» Instructions for the task
Copy the records starting at the very first line and ending at the line that contains "461, 135, 465]", changing "bounding boxes" to "box coordinates" and keeping every other character the same.

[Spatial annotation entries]
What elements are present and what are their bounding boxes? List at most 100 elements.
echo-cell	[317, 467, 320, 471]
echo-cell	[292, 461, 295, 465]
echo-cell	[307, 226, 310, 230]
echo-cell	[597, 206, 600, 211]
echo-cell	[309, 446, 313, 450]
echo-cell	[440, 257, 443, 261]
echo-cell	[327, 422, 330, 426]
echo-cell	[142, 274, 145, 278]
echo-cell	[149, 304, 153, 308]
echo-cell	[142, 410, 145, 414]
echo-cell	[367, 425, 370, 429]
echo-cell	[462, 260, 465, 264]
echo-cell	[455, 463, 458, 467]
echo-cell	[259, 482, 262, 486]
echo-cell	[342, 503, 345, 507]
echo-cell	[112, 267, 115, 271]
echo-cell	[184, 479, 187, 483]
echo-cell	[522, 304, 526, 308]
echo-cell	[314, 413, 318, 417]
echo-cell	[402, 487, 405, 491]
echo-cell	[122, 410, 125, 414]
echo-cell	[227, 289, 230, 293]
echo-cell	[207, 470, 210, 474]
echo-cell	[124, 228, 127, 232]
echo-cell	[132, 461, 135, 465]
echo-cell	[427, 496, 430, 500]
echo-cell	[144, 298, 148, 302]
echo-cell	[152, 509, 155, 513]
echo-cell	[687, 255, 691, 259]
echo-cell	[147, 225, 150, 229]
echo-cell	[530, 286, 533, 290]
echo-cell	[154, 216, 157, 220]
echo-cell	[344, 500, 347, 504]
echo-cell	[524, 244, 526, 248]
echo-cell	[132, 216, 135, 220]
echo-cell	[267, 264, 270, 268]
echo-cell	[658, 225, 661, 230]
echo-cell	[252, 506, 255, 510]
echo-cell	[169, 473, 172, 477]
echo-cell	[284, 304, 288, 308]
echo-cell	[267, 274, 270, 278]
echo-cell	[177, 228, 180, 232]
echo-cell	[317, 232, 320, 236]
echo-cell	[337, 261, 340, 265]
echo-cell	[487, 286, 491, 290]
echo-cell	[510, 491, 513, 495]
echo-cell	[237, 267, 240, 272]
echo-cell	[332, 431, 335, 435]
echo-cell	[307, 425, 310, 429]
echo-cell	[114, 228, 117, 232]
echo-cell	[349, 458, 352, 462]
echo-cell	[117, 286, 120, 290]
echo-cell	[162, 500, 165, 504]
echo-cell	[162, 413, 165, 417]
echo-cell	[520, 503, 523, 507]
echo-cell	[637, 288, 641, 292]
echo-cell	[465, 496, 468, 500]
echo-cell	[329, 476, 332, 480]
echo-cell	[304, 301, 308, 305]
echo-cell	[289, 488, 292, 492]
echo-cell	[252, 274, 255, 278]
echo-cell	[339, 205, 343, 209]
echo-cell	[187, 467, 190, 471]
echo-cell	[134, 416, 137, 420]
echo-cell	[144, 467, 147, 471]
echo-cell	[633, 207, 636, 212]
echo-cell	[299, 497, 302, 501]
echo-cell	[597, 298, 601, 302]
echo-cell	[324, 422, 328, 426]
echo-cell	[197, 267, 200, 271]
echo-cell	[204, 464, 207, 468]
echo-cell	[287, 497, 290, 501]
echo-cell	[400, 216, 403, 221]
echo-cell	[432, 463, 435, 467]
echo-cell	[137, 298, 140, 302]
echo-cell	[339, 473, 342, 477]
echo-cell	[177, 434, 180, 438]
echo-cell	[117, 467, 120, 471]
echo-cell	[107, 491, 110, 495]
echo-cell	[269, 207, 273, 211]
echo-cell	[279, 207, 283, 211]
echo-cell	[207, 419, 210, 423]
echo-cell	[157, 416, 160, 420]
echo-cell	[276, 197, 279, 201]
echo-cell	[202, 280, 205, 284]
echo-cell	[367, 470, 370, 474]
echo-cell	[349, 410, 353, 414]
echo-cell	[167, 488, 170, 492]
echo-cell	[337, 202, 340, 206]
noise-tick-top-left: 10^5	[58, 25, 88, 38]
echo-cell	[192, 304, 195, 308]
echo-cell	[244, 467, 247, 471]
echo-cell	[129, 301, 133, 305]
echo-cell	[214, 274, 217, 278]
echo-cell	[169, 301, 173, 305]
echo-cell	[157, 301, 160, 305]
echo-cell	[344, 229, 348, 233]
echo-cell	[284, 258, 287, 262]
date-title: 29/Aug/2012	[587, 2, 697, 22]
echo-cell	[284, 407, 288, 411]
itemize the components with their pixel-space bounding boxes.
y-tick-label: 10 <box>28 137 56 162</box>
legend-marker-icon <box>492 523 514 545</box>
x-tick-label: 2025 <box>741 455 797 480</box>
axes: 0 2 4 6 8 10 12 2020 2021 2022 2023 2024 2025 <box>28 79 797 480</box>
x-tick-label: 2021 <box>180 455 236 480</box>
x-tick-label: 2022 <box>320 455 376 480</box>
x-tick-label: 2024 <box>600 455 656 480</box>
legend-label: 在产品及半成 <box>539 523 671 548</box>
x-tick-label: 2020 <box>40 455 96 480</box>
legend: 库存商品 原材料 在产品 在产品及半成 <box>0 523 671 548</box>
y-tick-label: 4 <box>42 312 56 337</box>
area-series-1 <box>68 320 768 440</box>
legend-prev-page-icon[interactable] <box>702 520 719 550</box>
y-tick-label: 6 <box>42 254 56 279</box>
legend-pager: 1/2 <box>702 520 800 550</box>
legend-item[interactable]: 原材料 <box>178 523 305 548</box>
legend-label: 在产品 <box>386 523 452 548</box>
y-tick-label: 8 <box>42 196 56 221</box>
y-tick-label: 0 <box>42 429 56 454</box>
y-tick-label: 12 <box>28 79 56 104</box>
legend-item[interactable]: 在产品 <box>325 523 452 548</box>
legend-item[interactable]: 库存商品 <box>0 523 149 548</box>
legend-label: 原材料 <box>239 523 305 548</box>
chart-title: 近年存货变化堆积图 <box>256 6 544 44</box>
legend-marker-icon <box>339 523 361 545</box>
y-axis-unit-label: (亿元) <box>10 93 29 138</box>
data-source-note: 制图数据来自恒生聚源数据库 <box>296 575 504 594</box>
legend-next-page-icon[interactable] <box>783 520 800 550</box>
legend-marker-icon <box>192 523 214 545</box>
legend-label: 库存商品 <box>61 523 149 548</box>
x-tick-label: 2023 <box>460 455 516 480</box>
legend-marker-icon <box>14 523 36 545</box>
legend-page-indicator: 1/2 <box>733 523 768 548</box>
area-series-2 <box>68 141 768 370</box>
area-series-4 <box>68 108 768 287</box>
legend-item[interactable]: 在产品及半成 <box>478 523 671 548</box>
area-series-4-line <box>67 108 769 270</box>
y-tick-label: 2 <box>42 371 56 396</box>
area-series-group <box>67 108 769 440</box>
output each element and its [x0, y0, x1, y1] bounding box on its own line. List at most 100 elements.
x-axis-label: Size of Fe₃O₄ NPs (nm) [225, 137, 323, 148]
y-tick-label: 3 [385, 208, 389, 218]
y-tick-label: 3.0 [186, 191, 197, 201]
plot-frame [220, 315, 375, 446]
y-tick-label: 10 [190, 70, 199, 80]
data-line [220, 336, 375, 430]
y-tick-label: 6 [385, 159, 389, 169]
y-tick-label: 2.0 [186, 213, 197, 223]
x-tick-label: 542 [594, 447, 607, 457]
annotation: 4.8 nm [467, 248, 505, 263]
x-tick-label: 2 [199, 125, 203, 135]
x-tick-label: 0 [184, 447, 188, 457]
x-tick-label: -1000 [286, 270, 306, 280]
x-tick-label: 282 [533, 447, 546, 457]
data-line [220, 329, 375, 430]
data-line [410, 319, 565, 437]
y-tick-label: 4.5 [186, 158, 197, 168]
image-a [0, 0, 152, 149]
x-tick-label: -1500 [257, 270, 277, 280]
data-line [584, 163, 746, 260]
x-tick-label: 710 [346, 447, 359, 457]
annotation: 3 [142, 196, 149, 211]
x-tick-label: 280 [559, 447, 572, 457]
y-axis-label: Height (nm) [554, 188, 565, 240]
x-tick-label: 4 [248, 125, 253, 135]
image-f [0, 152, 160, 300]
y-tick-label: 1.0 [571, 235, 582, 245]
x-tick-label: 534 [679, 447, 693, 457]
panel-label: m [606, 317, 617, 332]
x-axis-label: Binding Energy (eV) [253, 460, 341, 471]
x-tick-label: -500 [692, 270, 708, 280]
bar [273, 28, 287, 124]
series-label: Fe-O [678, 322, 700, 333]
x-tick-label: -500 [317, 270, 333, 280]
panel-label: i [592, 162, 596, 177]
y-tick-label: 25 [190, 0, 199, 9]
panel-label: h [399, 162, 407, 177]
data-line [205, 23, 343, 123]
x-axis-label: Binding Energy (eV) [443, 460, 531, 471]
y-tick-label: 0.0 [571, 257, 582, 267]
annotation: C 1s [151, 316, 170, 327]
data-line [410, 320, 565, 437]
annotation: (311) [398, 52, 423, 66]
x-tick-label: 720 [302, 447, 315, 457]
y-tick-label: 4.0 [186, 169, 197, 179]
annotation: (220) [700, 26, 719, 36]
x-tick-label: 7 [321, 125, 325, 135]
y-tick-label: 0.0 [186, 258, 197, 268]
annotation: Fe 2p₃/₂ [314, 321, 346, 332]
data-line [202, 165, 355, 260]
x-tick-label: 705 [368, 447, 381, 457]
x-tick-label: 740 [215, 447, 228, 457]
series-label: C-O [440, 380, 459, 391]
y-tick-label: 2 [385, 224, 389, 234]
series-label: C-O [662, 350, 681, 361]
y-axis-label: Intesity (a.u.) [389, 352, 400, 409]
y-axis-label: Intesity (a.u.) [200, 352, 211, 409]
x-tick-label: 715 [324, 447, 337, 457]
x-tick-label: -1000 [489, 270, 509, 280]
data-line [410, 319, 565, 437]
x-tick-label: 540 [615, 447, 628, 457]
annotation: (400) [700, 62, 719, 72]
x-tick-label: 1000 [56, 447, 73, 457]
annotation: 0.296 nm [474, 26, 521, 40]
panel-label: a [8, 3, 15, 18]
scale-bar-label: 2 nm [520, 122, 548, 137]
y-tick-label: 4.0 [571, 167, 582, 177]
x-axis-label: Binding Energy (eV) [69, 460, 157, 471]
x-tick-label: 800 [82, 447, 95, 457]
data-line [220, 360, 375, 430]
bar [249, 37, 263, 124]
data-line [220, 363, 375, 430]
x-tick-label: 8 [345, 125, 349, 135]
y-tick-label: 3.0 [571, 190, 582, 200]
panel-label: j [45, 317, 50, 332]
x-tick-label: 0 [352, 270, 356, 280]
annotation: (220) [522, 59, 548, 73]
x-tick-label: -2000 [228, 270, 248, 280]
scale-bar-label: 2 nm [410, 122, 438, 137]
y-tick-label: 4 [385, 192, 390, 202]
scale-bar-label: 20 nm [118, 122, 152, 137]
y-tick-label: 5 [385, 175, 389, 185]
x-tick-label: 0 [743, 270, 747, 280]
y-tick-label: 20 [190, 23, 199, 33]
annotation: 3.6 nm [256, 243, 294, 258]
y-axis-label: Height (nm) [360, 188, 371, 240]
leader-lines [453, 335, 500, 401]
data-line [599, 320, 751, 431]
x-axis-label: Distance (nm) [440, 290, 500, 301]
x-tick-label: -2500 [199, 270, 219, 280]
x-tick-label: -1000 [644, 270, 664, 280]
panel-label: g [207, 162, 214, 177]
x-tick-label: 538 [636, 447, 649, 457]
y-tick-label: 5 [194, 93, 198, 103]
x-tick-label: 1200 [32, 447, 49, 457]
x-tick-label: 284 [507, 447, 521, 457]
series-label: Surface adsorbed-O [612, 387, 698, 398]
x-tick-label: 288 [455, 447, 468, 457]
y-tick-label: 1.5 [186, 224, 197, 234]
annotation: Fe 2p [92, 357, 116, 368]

» Answer below
What elements are present and what are their box coordinates? List at most 100 elements.
echo-cell	[317, 467, 320, 471]
echo-cell	[292, 461, 295, 465]
echo-cell	[307, 226, 310, 230]
echo-cell	[597, 206, 600, 211]
echo-cell	[309, 446, 313, 450]
echo-cell	[440, 257, 443, 261]
echo-cell	[327, 422, 330, 426]
echo-cell	[142, 274, 145, 278]
echo-cell	[149, 304, 153, 308]
echo-cell	[142, 410, 145, 414]
echo-cell	[367, 425, 370, 429]
echo-cell	[462, 260, 465, 264]
echo-cell	[455, 463, 458, 467]
echo-cell	[259, 482, 262, 486]
echo-cell	[342, 503, 345, 507]
echo-cell	[112, 267, 115, 271]
echo-cell	[184, 479, 187, 483]
echo-cell	[522, 304, 526, 308]
echo-cell	[314, 413, 318, 417]
echo-cell	[402, 487, 405, 491]
echo-cell	[122, 410, 125, 414]
echo-cell	[227, 289, 230, 293]
echo-cell	[207, 470, 210, 474]
echo-cell	[124, 228, 127, 232]
echo-cell	[132, 461, 135, 465]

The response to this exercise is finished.